The exercise.
Transcribe the lines below verbatim, skipping the images.

Data entries:
START

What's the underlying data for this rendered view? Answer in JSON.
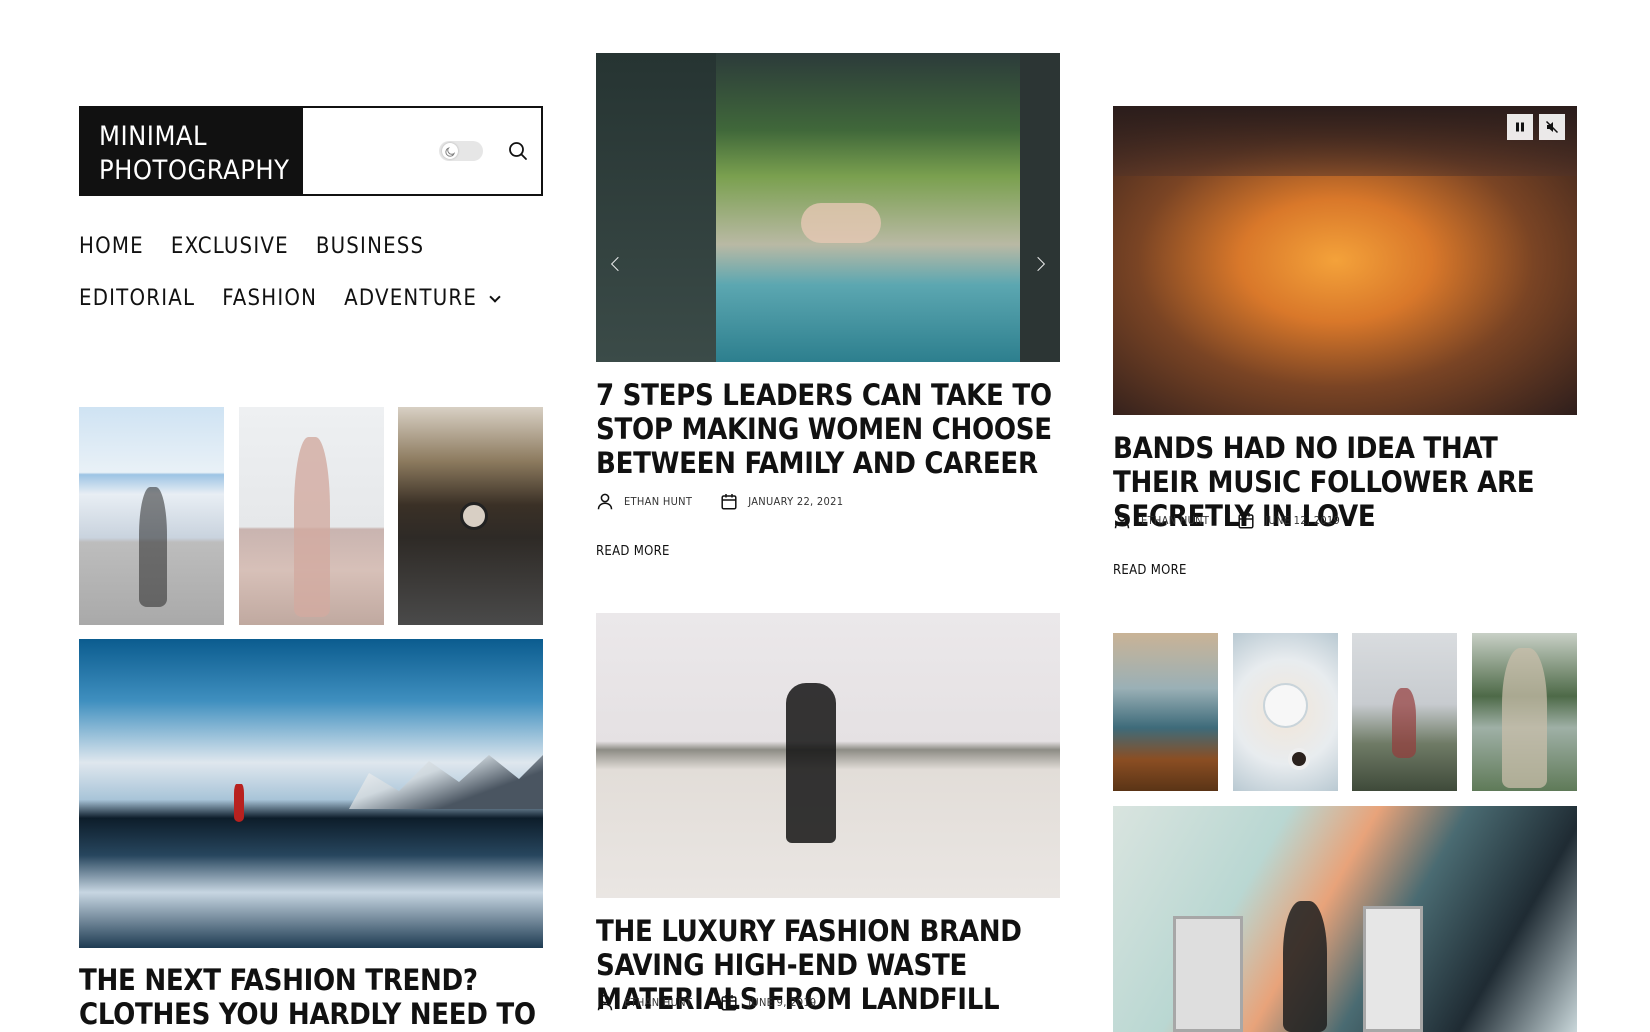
{
  "brand": {
    "title_line1": "MINIMAL",
    "title_line2": "PHOTOGRAPHY"
  },
  "header": {
    "dark_mode_toggle": "off",
    "search_icon": "search-icon",
    "moon_icon": "moon-icon"
  },
  "nav": {
    "items": [
      "HOME",
      "EXCLUSIVE",
      "BUSINESS",
      "EDITORIAL",
      "FASHION",
      "ADVENTURE"
    ],
    "dropdown_icon": "chevron-down-icon"
  },
  "posts": {
    "slider": {
      "title": "7 STEPS LEADERS CAN TAKE TO STOP MAKING WOMEN CHOOSE BETWEEN FAMILY AND CAREER",
      "author": "ETHAN HUNT",
      "date": "JANUARY 22, 2021",
      "read_more": "READ MORE"
    },
    "video": {
      "title": "BANDS HAD NO IDEA THAT THEIR MUSIC FOLLOWER ARE SECRETLY IN LOVE",
      "author": "ETHAN HUNT",
      "date": "JUNE 12, 2019",
      "read_more": "READ MORE"
    },
    "beach": {
      "title": "THE LUXURY FASHION BRAND SAVING HIGH-END WASTE MATERIALS FROM LANDFILL",
      "author": "ETHAN HUNT",
      "date": "JUNE 9, 2019"
    },
    "lake": {
      "title": "THE NEXT FASHION TREND? CLOTHES YOU HARDLY NEED TO WASH"
    }
  },
  "icons": {
    "author": "user-icon",
    "date": "calendar-icon",
    "pause": "pause-icon",
    "mute": "mute-icon",
    "prev": "chevron-left-icon",
    "next": "chevron-right-icon"
  },
  "colors": {
    "text": "#111111",
    "background": "#ffffff",
    "brand_bg": "#111111",
    "brand_text": "#ffffff"
  }
}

END

Response to the task.
What's the underlying data for this rendered view? Answer in JSON.
{
  "brand": {
    "title_line1": "MINIMAL",
    "title_line2": "PHOTOGRAPHY"
  },
  "header": {
    "dark_mode_toggle": "off",
    "search_icon": "search-icon",
    "moon_icon": "moon-icon"
  },
  "nav": {
    "items": [
      "HOME",
      "EXCLUSIVE",
      "BUSINESS",
      "EDITORIAL",
      "FASHION",
      "ADVENTURE"
    ],
    "dropdown_icon": "chevron-down-icon"
  },
  "posts": {
    "slider": {
      "title": "7 STEPS LEADERS CAN TAKE TO STOP MAKING WOMEN CHOOSE BETWEEN FAMILY AND CAREER",
      "author": "ETHAN HUNT",
      "date": "JANUARY 22, 2021",
      "read_more": "READ MORE"
    },
    "video": {
      "title": "BANDS HAD NO IDEA THAT THEIR MUSIC FOLLOWER ARE SECRETLY IN LOVE",
      "author": "ETHAN HUNT",
      "date": "JUNE 12, 2019",
      "read_more": "READ MORE"
    },
    "beach": {
      "title": "THE LUXURY FASHION BRAND SAVING HIGH-END WASTE MATERIALS FROM LANDFILL",
      "author": "ETHAN HUNT",
      "date": "JUNE 9, 2019"
    },
    "lake": {
      "title": "THE NEXT FASHION TREND? CLOTHES YOU HARDLY NEED TO WASH"
    }
  },
  "icons": {
    "author": "user-icon",
    "date": "calendar-icon",
    "pause": "pause-icon",
    "mute": "mute-icon",
    "prev": "chevron-left-icon",
    "next": "chevron-right-icon"
  },
  "colors": {
    "text": "#111111",
    "background": "#ffffff",
    "brand_bg": "#111111",
    "brand_text": "#ffffff"
  }
}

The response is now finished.